**SET PROBLEM**
Copy out the lines that include the word "batteries".

**SOURCE MATERIAL**
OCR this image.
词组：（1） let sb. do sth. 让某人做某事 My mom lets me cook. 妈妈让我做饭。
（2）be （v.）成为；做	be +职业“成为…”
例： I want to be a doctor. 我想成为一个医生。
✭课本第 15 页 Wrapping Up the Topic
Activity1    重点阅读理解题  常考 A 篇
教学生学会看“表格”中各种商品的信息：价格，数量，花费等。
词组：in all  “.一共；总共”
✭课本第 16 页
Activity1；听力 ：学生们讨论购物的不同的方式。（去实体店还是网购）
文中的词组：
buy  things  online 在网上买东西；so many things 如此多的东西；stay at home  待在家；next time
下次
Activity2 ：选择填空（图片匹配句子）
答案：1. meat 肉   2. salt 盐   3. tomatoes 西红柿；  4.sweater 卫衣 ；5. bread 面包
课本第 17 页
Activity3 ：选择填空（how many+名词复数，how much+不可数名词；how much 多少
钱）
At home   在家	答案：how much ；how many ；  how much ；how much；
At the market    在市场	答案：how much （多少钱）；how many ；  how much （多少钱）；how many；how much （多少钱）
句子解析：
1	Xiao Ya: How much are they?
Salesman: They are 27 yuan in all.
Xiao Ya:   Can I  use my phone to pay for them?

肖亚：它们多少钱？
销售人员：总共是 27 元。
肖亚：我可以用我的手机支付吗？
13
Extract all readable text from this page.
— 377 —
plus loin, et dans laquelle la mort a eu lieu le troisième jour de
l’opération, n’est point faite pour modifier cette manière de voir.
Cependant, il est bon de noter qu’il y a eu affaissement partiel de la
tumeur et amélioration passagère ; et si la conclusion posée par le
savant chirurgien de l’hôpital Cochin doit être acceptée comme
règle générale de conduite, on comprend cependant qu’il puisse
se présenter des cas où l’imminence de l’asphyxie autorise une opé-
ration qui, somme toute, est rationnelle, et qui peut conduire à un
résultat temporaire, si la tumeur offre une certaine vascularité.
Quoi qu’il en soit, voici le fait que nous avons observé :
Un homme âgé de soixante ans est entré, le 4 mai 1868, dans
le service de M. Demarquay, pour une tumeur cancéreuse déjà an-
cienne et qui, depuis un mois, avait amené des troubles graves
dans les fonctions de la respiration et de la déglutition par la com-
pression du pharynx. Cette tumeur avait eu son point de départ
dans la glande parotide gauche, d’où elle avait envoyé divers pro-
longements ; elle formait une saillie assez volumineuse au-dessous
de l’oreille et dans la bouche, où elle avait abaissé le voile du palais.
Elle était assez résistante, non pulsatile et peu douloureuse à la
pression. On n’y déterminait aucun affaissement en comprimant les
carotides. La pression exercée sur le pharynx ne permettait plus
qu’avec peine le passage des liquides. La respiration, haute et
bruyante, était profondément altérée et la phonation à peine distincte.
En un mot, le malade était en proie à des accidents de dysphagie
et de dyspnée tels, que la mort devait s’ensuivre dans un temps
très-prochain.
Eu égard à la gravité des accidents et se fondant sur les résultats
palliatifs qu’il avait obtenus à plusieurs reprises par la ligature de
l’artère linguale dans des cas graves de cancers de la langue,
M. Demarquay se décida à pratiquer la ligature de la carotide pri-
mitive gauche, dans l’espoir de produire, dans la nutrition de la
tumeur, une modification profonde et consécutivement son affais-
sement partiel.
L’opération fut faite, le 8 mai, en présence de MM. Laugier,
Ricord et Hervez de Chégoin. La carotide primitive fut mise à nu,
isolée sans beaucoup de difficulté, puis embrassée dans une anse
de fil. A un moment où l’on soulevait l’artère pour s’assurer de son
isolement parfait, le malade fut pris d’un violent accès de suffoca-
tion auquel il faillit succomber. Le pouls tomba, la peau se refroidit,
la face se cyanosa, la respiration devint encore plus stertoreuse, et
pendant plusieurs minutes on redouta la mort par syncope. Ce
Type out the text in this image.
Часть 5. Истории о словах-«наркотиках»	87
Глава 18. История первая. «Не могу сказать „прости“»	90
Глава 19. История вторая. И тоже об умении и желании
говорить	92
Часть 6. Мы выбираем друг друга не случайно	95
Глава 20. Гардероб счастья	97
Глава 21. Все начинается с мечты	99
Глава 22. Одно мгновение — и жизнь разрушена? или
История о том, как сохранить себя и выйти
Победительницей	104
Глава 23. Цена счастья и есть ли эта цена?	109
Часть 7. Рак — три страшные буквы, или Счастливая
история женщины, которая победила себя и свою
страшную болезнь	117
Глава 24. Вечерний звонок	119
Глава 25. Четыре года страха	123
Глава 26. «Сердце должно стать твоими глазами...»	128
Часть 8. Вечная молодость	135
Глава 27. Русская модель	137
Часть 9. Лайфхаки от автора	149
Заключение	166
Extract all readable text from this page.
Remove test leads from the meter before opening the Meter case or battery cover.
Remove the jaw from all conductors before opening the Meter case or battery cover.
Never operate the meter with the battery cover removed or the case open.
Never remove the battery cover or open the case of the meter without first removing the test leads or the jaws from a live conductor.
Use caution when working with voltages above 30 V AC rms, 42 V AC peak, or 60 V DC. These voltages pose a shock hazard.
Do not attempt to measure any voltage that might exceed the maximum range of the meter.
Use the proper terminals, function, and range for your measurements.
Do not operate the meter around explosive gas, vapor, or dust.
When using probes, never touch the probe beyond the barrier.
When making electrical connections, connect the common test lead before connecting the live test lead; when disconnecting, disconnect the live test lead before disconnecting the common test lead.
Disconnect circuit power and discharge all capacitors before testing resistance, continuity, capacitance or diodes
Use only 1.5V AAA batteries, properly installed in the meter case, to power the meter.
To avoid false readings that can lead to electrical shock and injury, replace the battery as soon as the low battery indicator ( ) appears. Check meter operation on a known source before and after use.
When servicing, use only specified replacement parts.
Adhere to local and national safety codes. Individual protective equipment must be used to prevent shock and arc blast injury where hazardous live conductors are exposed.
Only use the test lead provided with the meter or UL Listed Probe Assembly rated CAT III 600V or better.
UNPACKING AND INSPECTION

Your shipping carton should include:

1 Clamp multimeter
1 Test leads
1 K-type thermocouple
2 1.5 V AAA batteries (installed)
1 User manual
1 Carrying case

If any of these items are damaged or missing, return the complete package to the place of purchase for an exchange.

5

**TASK RESULT**
Use only 1.5V AAA batteries, properly installed in the meter case, to power the meter.
2 1.5 V AAA batteries (installed)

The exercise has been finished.